_Aim_:
Your task is to give the data again, exactly, with every line intact.

_Data section_:
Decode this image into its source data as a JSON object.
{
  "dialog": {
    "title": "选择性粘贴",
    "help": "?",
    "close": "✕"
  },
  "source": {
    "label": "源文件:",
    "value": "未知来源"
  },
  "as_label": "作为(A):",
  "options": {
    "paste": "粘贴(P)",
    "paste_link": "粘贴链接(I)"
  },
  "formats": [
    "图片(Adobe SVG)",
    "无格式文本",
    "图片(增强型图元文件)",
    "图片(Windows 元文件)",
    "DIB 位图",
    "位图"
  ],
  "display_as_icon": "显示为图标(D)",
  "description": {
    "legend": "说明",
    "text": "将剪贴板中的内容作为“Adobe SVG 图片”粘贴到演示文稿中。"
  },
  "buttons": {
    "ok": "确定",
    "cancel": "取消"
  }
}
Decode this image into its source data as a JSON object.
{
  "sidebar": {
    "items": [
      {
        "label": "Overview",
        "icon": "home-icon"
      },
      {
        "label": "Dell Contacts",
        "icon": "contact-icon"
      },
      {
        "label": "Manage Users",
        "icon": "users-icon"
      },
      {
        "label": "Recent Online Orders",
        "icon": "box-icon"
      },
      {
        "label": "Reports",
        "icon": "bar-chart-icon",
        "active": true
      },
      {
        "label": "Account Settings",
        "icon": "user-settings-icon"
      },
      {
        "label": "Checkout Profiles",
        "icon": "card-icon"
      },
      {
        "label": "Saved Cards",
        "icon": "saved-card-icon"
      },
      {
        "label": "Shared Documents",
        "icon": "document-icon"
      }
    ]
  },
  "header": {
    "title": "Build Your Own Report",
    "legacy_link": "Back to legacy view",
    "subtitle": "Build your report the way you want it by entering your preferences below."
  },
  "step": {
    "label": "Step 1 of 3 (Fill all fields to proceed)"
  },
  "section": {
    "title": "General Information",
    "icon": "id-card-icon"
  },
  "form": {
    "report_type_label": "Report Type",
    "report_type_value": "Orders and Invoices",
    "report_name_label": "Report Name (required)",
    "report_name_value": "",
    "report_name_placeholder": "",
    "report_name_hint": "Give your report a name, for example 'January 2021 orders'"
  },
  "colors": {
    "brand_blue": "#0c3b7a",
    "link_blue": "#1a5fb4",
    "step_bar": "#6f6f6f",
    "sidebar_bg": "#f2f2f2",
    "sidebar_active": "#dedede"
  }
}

_Complete answer_:
Decode this image into its source data as a JSON object.
{
  "dialog": {
    "title": "选择性粘贴",
    "help": "?",
    "close": "✕"
  },
  "source": {
    "label": "源文件:",
    "value": "未知来源"
  },
  "as_label": "作为(A):",
  "options": {
    "paste": "粘贴(P)",
    "paste_link": "粘贴链接(I)"
  },
  "formats": [
    "图片(Adobe SVG)",
    "无格式文本",
    "图片(增强型图元文件)",
    "图片(Windows 元文件)",
    "DIB 位图",
    "位图"
  ],
  "display_as_icon": "显示为图标(D)",
  "description": {
    "legend": "说明",
    "text": "将剪贴板中的内容作为“Adobe SVG 图片”粘贴到演示文稿中。"
  },
  "buttons": {
    "ok": "确定",
    "cancel": "取消"
  }
}
Decode this image into its source data as a JSON object.
{
  "sidebar": {
    "items": [
      {
        "label": "Overview",
        "icon": "home-icon"
      },
      {
        "label": "Dell Contacts",
        "icon": "contact-icon"
      },
      {
        "label": "Manage Users",
        "icon": "users-icon"
      },
      {
        "label": "Recent Online Orders",
        "icon": "box-icon"
      },
      {
        "label": "Reports",
        "icon": "bar-chart-icon",
        "active": true
      },
      {
        "label": "Account Settings",
        "icon": "user-settings-icon"
      },
      {
        "label": "Checkout Profiles",
        "icon": "card-icon"
      },
      {
        "label": "Saved Cards",
        "icon": "saved-card-icon"
      },
      {
        "label": "Shared Documents",
        "icon": "document-icon"
      }
    ]
  },
  "header": {
    "title": "Build Your Own Report",
    "legacy_link": "Back to legacy view",
    "subtitle": "Build your report the way you want it by entering your preferences below."
  },
  "step": {
    "label": "Step 1 of 3 (Fill all fields to proceed)"
  },
  "section": {
    "title": "General Information",
    "icon": "id-card-icon"
  },
  "form": {
    "report_type_label": "Report Type",
    "report_type_value": "Orders and Invoices",
    "report_name_label": "Report Name (required)",
    "report_name_value": "",
    "report_name_placeholder": "",
    "report_name_hint": "Give your report a name, for example 'January 2021 orders'"
  },
  "colors": {
    "brand_blue": "#0c3b7a",
    "link_blue": "#1a5fb4",
    "step_bar": "#6f6f6f",
    "sidebar_bg": "#f2f2f2",
    "sidebar_active": "#dedede"
  }
}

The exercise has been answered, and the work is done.